## OBJECTIVE:
Transcribe the full listing below exactly.

## ENTRIES PROVIDED:
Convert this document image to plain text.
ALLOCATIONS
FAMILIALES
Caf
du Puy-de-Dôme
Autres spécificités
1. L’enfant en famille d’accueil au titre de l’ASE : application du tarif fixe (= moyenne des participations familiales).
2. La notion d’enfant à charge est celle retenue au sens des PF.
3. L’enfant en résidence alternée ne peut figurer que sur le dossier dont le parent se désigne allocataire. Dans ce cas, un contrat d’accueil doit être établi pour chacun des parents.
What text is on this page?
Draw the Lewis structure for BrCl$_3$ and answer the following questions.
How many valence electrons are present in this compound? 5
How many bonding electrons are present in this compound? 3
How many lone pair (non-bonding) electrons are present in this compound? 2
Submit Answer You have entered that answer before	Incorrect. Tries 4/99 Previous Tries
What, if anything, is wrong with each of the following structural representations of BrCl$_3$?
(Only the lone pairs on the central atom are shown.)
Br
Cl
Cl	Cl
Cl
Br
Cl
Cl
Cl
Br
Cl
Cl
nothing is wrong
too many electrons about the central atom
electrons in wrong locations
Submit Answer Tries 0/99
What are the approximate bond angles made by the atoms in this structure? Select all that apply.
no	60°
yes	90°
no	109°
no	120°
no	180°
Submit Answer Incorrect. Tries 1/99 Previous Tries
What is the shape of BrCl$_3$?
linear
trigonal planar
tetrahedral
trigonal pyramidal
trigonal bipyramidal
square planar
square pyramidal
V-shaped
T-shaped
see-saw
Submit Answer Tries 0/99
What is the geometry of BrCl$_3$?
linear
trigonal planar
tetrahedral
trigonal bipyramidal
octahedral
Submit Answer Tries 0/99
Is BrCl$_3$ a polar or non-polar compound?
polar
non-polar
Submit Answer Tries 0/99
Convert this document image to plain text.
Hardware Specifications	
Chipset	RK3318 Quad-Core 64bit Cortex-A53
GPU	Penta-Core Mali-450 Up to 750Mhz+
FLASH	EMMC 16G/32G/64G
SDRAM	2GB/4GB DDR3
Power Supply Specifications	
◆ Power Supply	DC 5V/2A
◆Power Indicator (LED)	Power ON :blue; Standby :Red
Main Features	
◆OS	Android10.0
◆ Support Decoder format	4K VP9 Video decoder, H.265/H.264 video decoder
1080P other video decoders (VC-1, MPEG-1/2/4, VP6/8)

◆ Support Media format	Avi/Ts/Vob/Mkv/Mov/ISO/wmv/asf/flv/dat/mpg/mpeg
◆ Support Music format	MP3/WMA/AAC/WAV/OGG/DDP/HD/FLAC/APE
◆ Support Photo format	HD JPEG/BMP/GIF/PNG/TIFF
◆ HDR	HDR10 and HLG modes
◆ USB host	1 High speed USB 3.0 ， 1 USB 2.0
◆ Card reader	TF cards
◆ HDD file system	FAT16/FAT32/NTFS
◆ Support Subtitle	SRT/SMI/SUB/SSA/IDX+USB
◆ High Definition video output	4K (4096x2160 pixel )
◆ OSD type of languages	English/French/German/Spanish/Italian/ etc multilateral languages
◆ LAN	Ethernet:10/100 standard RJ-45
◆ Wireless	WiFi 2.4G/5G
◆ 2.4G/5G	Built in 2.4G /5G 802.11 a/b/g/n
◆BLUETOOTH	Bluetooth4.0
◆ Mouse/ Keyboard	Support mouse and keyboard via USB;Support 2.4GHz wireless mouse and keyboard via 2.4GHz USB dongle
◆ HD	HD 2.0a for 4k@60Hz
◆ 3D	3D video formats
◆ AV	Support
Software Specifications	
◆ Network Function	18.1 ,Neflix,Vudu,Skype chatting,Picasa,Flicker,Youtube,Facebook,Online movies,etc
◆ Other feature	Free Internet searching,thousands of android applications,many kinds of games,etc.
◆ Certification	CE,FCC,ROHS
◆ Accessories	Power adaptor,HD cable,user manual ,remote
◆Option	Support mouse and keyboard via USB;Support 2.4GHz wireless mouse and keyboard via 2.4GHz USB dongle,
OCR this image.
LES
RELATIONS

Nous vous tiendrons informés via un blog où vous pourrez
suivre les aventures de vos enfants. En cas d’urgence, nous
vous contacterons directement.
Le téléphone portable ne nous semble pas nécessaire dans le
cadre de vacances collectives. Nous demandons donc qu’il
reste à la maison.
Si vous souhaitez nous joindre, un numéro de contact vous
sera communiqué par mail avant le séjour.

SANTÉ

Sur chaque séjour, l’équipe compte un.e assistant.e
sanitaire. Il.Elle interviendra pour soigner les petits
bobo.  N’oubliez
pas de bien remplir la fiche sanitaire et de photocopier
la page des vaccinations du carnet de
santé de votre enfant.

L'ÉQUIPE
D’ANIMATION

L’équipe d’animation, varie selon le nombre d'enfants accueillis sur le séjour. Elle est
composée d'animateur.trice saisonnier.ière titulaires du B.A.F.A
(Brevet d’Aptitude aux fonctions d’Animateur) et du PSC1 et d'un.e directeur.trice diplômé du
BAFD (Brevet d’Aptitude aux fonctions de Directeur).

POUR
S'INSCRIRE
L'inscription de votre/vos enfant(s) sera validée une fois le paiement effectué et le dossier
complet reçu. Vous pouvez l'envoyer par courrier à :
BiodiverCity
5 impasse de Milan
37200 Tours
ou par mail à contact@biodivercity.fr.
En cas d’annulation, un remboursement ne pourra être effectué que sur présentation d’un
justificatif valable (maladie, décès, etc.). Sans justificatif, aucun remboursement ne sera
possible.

## RESPONSE TO THIS TASK:
Convert this document image to plain text.
ALLOCATIONS
FAMILIALES
Caf
du Puy-de-Dôme
Autres spécificités
1. L’enfant en famille d’accueil au titre de l’ASE : application du tarif fixe (= moyenne des participations familiales).
2. La notion d’enfant à charge est celle retenue au sens des PF.
3. L’enfant en résidence alternée ne peut figurer que sur le dossier dont le parent se désigne allocataire. Dans ce cas, un contrat d’accueil doit être établi pour chacun des parents.
What text is on this page?
Draw the Lewis structure for BrCl$_3$ and answer the following questions.
How many valence electrons are present in this compound? 5
How many bonding electrons are present in this compound? 3
How many lone pair (non-bonding) electrons are present in this compound? 2
Submit Answer You have entered that answer before	Incorrect. Tries 4/99 Previous Tries
What, if anything, is wrong with each of the following structural representations of BrCl$_3$?
(Only the lone pairs on the central atom are shown.)
Br
Cl
Cl	Cl
Cl
Br
Cl
Cl
Cl
Br
Cl
Cl
nothing is wrong
too many electrons about the central atom
electrons in wrong locations
Submit Answer Tries 0/99
What are the approximate bond angles made by the atoms in this structure? Select all that apply.
no	60°
yes	90°
no	109°
no	120°
no	180°
Submit Answer Incorrect. Tries 1/99 Previous Tries
What is the shape of BrCl$_3$?
linear
trigonal planar
tetrahedral
trigonal pyramidal
trigonal bipyramidal
square planar
square pyramidal
V-shaped
T-shaped
see-saw
Submit Answer Tries 0/99
What is the geometry of BrCl$_3$?
linear
trigonal planar
tetrahedral
trigonal bipyramidal
octahedral
Submit Answer Tries 0/99
Is BrCl$_3$ a polar or non-polar compound?
polar
non-polar
Submit Answer Tries 0/99
Convert this document image to plain text.
Hardware Specifications	
Chipset	RK3318 Quad-Core 64bit Cortex-A53
GPU	Penta-Core Mali-450 Up to 750Mhz+
FLASH	EMMC 16G/32G/64G
SDRAM	2GB/4GB DDR3
Power Supply Specifications	
◆ Power Supply	DC 5V/2A
◆Power Indicator (LED)	Power ON :blue; Standby :Red
Main Features	
◆OS	Android10.0
◆ Support Decoder format	4K VP9 Video decoder, H.265/H.264 video decoder
1080P other video decoders (VC-1, MPEG-1/2/4, VP6/8)

◆ Support Media format	Avi/Ts/Vob/Mkv/Mov/ISO/wmv/asf/flv/dat/mpg/mpeg
◆ Support Music format	MP3/WMA/AAC/WAV/OGG/DDP/HD/FLAC/APE
◆ Support Photo format	HD JPEG/BMP/GIF/PNG/TIFF
◆ HDR	HDR10 and HLG modes
◆ USB host	1 High speed USB 3.0 ， 1 USB 2.0
◆ Card reader	TF cards
◆ HDD file system	FAT16/FAT32/NTFS
◆ Support Subtitle	SRT/SMI/SUB/SSA/IDX+USB
◆ High Definition video output	4K (4096x2160 pixel )
◆ OSD type of languages	English/French/German/Spanish/Italian/ etc multilateral languages
◆ LAN	Ethernet:10/100 standard RJ-45
◆ Wireless	WiFi 2.4G/5G
◆ 2.4G/5G	Built in 2.4G /5G 802.11 a/b/g/n
◆BLUETOOTH	Bluetooth4.0
◆ Mouse/ Keyboard	Support mouse and keyboard via USB;Support 2.4GHz wireless mouse and keyboard via 2.4GHz USB dongle
◆ HD	HD 2.0a for 4k@60Hz
◆ 3D	3D video formats
◆ AV	Support
Software Specifications	
◆ Network Function	18.1 ,Neflix,Vudu,Skype chatting,Picasa,Flicker,Youtube,Facebook,Online movies,etc
◆ Other feature	Free Internet searching,thousands of android applications,many kinds of games,etc.
◆ Certification	CE,FCC,ROHS
◆ Accessories	Power adaptor,HD cable,user manual ,remote
◆Option	Support mouse and keyboard via USB;Support 2.4GHz wireless mouse and keyboard via 2.4GHz USB dongle,
OCR this image.
LES
RELATIONS

Nous vous tiendrons informés via un blog où vous pourrez
suivre les aventures de vos enfants. En cas d’urgence, nous
vous contacterons directement.
Le téléphone portable ne nous semble pas nécessaire dans le
cadre de vacances collectives. Nous demandons donc qu’il
reste à la maison.
Si vous souhaitez nous joindre, un numéro de contact vous
sera communiqué par mail avant le séjour.

SANTÉ

Sur chaque séjour, l’équipe compte un.e assistant.e
sanitaire. Il.Elle interviendra pour soigner les petits
bobo.  N’oubliez
pas de bien remplir la fiche sanitaire et de photocopier
la page des vaccinations du carnet de
santé de votre enfant.

L'ÉQUIPE
D’ANIMATION

L’équipe d’animation, varie selon le nombre d'enfants accueillis sur le séjour. Elle est
composée d'animateur.trice saisonnier.ière titulaires du B.A.F.A
(Brevet d’Aptitude aux fonctions d’Animateur) et du PSC1 et d'un.e directeur.trice diplômé du
BAFD (Brevet d’Aptitude aux fonctions de Directeur).

POUR
S'INSCRIRE
L'inscription de votre/vos enfant(s) sera validée une fois le paiement effectué et le dossier
complet reçu. Vous pouvez l'envoyer par courrier à :
BiodiverCity
5 impasse de Milan
37200 Tours
ou par mail à contact@biodivercity.fr.
En cas d’annulation, un remboursement ne pourra être effectué que sur présentation d’un
justificatif valable (maladie, décès, etc.). Sans justificatif, aucun remboursement ne sera
possible.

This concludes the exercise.